EXERCISE TASK: Please set down, unchanged, the stretch of the records from their first line through the line that contains "paragraph-specify-folder: Specify folder", with both of those lines included.

────────────────

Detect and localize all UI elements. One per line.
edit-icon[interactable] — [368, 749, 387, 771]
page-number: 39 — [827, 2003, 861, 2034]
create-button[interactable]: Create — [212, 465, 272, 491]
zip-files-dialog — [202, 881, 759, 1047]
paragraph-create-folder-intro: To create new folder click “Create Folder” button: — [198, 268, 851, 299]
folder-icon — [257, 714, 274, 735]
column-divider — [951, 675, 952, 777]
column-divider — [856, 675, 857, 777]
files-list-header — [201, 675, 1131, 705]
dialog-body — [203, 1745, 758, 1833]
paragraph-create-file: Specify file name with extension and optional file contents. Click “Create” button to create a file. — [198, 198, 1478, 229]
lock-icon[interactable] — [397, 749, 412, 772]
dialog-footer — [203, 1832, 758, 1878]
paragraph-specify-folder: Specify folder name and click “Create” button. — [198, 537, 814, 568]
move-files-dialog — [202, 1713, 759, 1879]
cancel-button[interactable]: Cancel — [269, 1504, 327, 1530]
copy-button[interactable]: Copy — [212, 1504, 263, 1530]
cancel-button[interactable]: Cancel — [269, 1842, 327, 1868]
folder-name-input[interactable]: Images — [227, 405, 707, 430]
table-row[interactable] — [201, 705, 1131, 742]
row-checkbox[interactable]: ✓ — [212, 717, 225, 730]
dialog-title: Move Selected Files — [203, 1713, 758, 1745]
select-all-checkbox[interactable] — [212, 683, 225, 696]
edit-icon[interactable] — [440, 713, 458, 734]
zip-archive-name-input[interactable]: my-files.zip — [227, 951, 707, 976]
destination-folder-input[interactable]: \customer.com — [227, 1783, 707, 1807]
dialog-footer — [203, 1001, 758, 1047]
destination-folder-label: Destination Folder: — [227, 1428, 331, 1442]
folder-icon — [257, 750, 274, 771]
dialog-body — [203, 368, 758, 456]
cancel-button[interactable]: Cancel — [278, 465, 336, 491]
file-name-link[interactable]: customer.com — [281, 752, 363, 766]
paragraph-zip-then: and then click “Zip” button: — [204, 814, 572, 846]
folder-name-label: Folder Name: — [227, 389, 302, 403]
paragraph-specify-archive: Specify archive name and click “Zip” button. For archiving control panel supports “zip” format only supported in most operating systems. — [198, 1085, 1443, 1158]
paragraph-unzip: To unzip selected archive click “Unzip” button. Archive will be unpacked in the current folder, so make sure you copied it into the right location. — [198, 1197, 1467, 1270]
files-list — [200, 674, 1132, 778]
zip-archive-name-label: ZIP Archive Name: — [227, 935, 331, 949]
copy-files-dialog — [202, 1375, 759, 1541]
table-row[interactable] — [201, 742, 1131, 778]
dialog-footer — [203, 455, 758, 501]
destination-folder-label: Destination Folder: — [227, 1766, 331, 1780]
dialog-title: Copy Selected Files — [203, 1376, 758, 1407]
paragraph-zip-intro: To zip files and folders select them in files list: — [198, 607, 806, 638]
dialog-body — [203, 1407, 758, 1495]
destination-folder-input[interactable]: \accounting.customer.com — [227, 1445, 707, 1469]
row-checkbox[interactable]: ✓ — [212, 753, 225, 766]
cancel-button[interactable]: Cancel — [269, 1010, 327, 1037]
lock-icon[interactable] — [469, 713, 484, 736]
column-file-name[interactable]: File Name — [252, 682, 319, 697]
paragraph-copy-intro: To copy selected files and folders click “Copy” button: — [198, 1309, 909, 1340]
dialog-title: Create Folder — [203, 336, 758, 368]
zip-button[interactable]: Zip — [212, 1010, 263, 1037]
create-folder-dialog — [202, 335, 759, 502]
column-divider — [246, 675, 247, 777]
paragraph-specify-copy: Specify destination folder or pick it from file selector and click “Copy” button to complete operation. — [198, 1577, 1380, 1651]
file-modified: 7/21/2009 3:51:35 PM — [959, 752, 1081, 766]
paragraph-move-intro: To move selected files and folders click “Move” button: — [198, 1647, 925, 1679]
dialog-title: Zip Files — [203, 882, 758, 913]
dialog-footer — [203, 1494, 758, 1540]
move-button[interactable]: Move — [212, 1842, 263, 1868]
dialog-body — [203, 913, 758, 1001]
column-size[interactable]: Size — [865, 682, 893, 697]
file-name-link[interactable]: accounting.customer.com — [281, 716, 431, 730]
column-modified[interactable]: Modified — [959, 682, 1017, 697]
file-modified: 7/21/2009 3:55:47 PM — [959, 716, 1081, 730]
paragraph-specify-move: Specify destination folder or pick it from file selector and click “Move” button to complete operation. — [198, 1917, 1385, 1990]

────────────────

RESPONSE TO THE TASK:
Detect and localize all UI elements. One per line.
edit-icon[interactable] — [368, 749, 387, 771]
page-number: 39 — [827, 2003, 861, 2034]
create-button[interactable]: Create — [212, 465, 272, 491]
zip-files-dialog — [202, 881, 759, 1047]
paragraph-create-folder-intro: To create new folder click “Create Folder” button: — [198, 268, 851, 299]
folder-icon — [257, 714, 274, 735]
column-divider — [951, 675, 952, 777]
column-divider — [856, 675, 857, 777]
files-list-header — [201, 675, 1131, 705]
dialog-body — [203, 1745, 758, 1833]
paragraph-create-file: Specify file name with extension and optional file contents. Click “Create” button to create a file. — [198, 198, 1478, 229]
lock-icon[interactable] — [397, 749, 412, 772]
dialog-footer — [203, 1832, 758, 1878]
paragraph-specify-folder: Specify folder name and click “Create” button. — [198, 537, 814, 568]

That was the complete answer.